■ **Given task**:
Each record below should be repeated precisely as written.

■ **Supplied information**:
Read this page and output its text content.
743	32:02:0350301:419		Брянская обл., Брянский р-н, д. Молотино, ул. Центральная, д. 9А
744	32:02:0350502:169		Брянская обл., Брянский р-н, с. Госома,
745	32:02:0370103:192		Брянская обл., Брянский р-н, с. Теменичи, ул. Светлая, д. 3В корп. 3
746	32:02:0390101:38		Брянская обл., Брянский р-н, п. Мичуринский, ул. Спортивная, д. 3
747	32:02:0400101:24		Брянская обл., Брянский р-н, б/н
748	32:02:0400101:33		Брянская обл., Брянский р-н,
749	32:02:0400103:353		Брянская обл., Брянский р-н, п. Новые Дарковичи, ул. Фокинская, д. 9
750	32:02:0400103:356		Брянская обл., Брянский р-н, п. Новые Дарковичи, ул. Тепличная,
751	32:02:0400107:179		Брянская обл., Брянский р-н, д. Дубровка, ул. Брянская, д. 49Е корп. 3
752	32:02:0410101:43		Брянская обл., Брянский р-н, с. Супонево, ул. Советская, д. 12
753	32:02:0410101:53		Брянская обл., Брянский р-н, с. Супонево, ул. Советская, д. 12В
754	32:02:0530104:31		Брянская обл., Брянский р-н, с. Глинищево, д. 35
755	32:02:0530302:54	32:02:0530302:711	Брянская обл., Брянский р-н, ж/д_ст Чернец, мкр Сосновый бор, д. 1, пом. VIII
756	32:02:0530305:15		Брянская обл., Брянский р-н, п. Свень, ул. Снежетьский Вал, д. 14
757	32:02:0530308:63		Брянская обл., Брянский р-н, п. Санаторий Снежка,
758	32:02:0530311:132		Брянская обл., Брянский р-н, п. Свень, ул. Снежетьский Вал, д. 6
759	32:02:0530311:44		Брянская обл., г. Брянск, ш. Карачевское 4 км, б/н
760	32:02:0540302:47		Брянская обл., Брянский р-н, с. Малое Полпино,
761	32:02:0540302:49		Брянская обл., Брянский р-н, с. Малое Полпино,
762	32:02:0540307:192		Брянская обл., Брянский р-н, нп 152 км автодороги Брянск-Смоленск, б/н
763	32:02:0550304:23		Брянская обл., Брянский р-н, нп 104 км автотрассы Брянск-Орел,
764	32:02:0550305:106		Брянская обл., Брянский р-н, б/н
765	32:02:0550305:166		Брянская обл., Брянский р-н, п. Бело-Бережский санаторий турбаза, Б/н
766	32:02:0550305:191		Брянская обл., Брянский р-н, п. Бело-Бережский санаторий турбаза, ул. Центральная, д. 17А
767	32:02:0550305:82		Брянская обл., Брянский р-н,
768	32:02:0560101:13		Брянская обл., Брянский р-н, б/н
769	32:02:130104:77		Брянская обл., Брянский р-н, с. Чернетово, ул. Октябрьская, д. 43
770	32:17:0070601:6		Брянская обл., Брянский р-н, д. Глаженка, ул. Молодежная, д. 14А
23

■ **Solved problem**:
Read this page and output its text content.
743	32:02:0350301:419		Брянская обл., Брянский р-н, д. Молотино, ул. Центральная, д. 9А
744	32:02:0350502:169		Брянская обл., Брянский р-н, с. Госома,
745	32:02:0370103:192		Брянская обл., Брянский р-н, с. Теменичи, ул. Светлая, д. 3В корп. 3
746	32:02:0390101:38		Брянская обл., Брянский р-н, п. Мичуринский, ул. Спортивная, д. 3
747	32:02:0400101:24		Брянская обл., Брянский р-н, б/н
748	32:02:0400101:33		Брянская обл., Брянский р-н,
749	32:02:0400103:353		Брянская обл., Брянский р-н, п. Новые Дарковичи, ул. Фокинская, д. 9
750	32:02:0400103:356		Брянская обл., Брянский р-н, п. Новые Дарковичи, ул. Тепличная,
751	32:02:0400107:179		Брянская обл., Брянский р-н, д. Дубровка, ул. Брянская, д. 49Е корп. 3
752	32:02:0410101:43		Брянская обл., Брянский р-н, с. Супонево, ул. Советская, д. 12
753	32:02:0410101:53		Брянская обл., Брянский р-н, с. Супонево, ул. Советская, д. 12В
754	32:02:0530104:31		Брянская обл., Брянский р-н, с. Глинищево, д. 35
755	32:02:0530302:54	32:02:0530302:711	Брянская обл., Брянский р-н, ж/д_ст Чернец, мкр Сосновый бор, д. 1, пом. VIII
756	32:02:0530305:15		Брянская обл., Брянский р-н, п. Свень, ул. Снежетьский Вал, д. 14
757	32:02:0530308:63		Брянская обл., Брянский р-н, п. Санаторий Снежка,
758	32:02:0530311:132		Брянская обл., Брянский р-н, п. Свень, ул. Снежетьский Вал, д. 6
759	32:02:0530311:44		Брянская обл., г. Брянск, ш. Карачевское 4 км, б/н
760	32:02:0540302:47		Брянская обл., Брянский р-н, с. Малое Полпино,
761	32:02:0540302:49		Брянская обл., Брянский р-н, с. Малое Полпино,
762	32:02:0540307:192		Брянская обл., Брянский р-н, нп 152 км автодороги Брянск-Смоленск, б/н
763	32:02:0550304:23		Брянская обл., Брянский р-н, нп 104 км автотрассы Брянск-Орел,
764	32:02:0550305:106		Брянская обл., Брянский р-н, б/н
765	32:02:0550305:166		Брянская обл., Брянский р-н, п. Бело-Бережский санаторий турбаза, Б/н
766	32:02:0550305:191		Брянская обл., Брянский р-н, п. Бело-Бережский санаторий турбаза, ул. Центральная, д. 17А
767	32:02:0550305:82		Брянская обл., Брянский р-н,
768	32:02:0560101:13		Брянская обл., Брянский р-н, б/н
769	32:02:130104:77		Брянская обл., Брянский р-н, с. Чернетово, ул. Октябрьская, д. 43
770	32:17:0070601:6		Брянская обл., Брянский р-н, д. Глаженка, ул. Молодежная, д. 14А
23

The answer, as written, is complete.